## [PROBLEM REQUIREMENTS]
Copy out the listing that follows, exactly, without its pictures.

[Stored records]
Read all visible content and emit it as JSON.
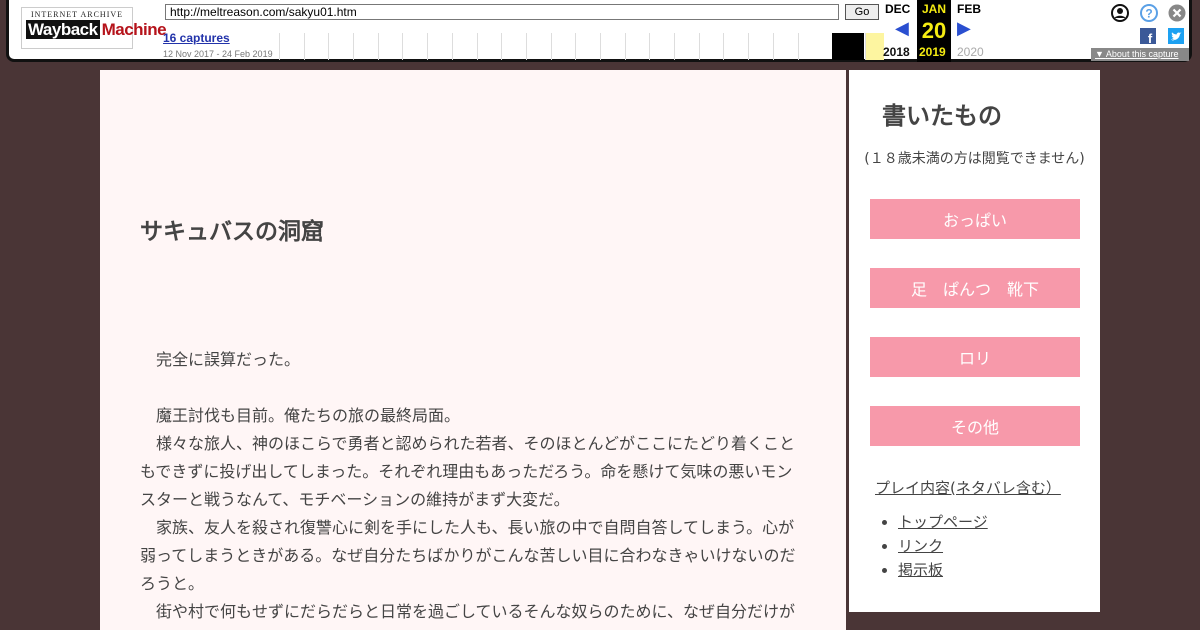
{
  "wayback": {
    "logo_top": "INTERNET ARCHIVE",
    "logo_main_a": "Wayback",
    "logo_main_b": "Machine",
    "url": "http://meltreason.com/sakyu01.htm",
    "go_label": "Go",
    "captures": "16 captures",
    "date_range": "12 Nov 2017 - 24 Feb 2019",
    "prev_month": "DEC",
    "cur_month": "JAN",
    "next_month": "FEB",
    "cur_day": "20",
    "prev_year": "2018",
    "cur_year": "2019",
    "next_year": "2020",
    "about": "About this capture",
    "accent": "#2a4fd0",
    "highlight": "#f5ec12"
  },
  "page": {
    "title": "サキュバスの洞窟",
    "paragraphs": [
      "完全に誤算だった。",
      "魔王討伐も目前。俺たちの旅の最終局面。",
      "様々な旅人、神のほこらで勇者と認められた若者、そのほとんどがここにたどり着くこともできずに投げ出してしまった。それぞれ理由もあっただろう。命を懸けて気味の悪いモンスターと戦うなんて、モチベーションの維持がまず大変だ。",
      "家族、友人を殺され復讐心に剣を手にした人も、長い旅の中で自問自答してしまう。心が弱ってしまうときがある。なぜ自分たちばかりがこんな苦しい目に合わなきゃいけないのだろうと。",
      "街や村で何もせずにだらだらと日常を過ごしているそんな奴らのために、なぜ自分だけが"
    ]
  },
  "sidebar": {
    "heading": "書いたもの",
    "note": "(１８歳未満の方は閲覧できません)",
    "buttons": [
      "おっぱい",
      "足　ぱんつ　靴下",
      "ロリ",
      "その他"
    ],
    "play_link": "プレイ内容(ネタバレ含む）",
    "links": [
      "トップページ",
      "リンク",
      "掲示板"
    ],
    "button_color": "#f799aa"
  }
}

## [ANSWER TO THE PROBLEM]
Read all visible content and emit it as JSON.
{
  "wayback": {
    "logo_top": "INTERNET ARCHIVE",
    "logo_main_a": "Wayback",
    "logo_main_b": "Machine",
    "url": "http://meltreason.com/sakyu01.htm",
    "go_label": "Go",
    "captures": "16 captures",
    "date_range": "12 Nov 2017 - 24 Feb 2019",
    "prev_month": "DEC",
    "cur_month": "JAN",
    "next_month": "FEB",
    "cur_day": "20",
    "prev_year": "2018",
    "cur_year": "2019",
    "next_year": "2020",
    "about": "About this capture",
    "accent": "#2a4fd0",
    "highlight": "#f5ec12"
  },
  "page": {
    "title": "サキュバスの洞窟",
    "paragraphs": [
      "完全に誤算だった。",
      "魔王討伐も目前。俺たちの旅の最終局面。",
      "様々な旅人、神のほこらで勇者と認められた若者、そのほとんどがここにたどり着くこともできずに投げ出してしまった。それぞれ理由もあっただろう。命を懸けて気味の悪いモンスターと戦うなんて、モチベーションの維持がまず大変だ。",
      "家族、友人を殺され復讐心に剣を手にした人も、長い旅の中で自問自答してしまう。心が弱ってしまうときがある。なぜ自分たちばかりがこんな苦しい目に合わなきゃいけないのだろうと。",
      "街や村で何もせずにだらだらと日常を過ごしているそんな奴らのために、なぜ自分だけが"
    ]
  },
  "sidebar": {
    "heading": "書いたもの",
    "note": "(１８歳未満の方は閲覧できません)",
    "buttons": [
      "おっぱい",
      "足　ぱんつ　靴下",
      "ロリ",
      "その他"
    ],
    "play_link": "プレイ内容(ネタバレ含む）",
    "links": [
      "トップページ",
      "リンク",
      "掲示板"
    ],
    "button_color": "#f799aa"
  }
}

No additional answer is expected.